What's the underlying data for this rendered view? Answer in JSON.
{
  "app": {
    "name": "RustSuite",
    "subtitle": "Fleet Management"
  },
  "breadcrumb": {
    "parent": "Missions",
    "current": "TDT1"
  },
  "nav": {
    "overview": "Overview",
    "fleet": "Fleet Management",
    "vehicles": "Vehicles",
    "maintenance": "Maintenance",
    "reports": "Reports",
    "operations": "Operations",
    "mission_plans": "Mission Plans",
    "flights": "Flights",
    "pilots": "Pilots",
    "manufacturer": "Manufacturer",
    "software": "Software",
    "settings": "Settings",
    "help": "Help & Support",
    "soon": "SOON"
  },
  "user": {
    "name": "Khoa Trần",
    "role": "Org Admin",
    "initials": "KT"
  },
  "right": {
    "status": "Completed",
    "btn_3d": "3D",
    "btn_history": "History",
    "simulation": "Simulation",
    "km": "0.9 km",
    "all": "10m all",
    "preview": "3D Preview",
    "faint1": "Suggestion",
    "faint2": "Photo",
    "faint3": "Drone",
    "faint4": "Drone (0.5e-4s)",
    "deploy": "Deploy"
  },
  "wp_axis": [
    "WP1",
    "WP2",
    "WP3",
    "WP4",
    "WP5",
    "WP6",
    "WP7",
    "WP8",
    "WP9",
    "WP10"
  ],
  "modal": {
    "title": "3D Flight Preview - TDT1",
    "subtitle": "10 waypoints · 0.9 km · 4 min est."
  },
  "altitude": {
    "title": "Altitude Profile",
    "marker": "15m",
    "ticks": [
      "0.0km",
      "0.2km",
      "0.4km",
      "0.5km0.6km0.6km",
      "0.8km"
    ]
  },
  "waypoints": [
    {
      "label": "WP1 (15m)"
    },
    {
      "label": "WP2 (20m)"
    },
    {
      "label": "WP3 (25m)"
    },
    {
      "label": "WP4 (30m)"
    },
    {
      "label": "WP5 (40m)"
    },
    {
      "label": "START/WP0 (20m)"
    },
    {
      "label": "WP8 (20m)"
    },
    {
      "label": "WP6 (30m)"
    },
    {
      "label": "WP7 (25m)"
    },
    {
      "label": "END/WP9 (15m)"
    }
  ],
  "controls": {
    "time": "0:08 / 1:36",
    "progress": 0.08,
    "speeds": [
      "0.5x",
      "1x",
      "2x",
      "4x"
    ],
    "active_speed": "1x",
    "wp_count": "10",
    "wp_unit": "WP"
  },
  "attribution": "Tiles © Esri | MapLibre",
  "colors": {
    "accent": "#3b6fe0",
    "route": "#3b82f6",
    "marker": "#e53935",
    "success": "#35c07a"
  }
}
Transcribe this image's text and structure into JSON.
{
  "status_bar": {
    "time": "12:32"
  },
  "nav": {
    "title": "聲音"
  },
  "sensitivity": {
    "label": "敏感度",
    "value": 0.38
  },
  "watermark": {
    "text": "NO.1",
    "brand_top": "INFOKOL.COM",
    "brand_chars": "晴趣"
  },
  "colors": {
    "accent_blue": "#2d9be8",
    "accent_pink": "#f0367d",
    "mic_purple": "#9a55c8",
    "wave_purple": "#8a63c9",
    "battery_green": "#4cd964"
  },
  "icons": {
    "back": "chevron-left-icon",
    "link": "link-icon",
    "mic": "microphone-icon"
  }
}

________

Repeat only the stretch of lines starting at the one containing "Transcribe this image's" and running to the final line of the entries above.

> [EXERCISE RESULT]:
Transcribe this image's text and structure into JSON.
{
  "status_bar": {
    "time": "12:32"
  },
  "nav": {
    "title": "聲音"
  },
  "sensitivity": {
    "label": "敏感度",
    "value": 0.38
  },
  "watermark": {
    "text": "NO.1",
    "brand_top": "INFOKOL.COM",
    "brand_chars": "晴趣"
  },
  "colors": {
    "accent_blue": "#2d9be8",
    "accent_pink": "#f0367d",
    "mic_purple": "#9a55c8",
    "wave_purple": "#8a63c9",
    "battery_green": "#4cd964"
  },
  "icons": {
    "back": "chevron-left-icon",
    "link": "link-icon",
    "mic": "microphone-icon"
  }
}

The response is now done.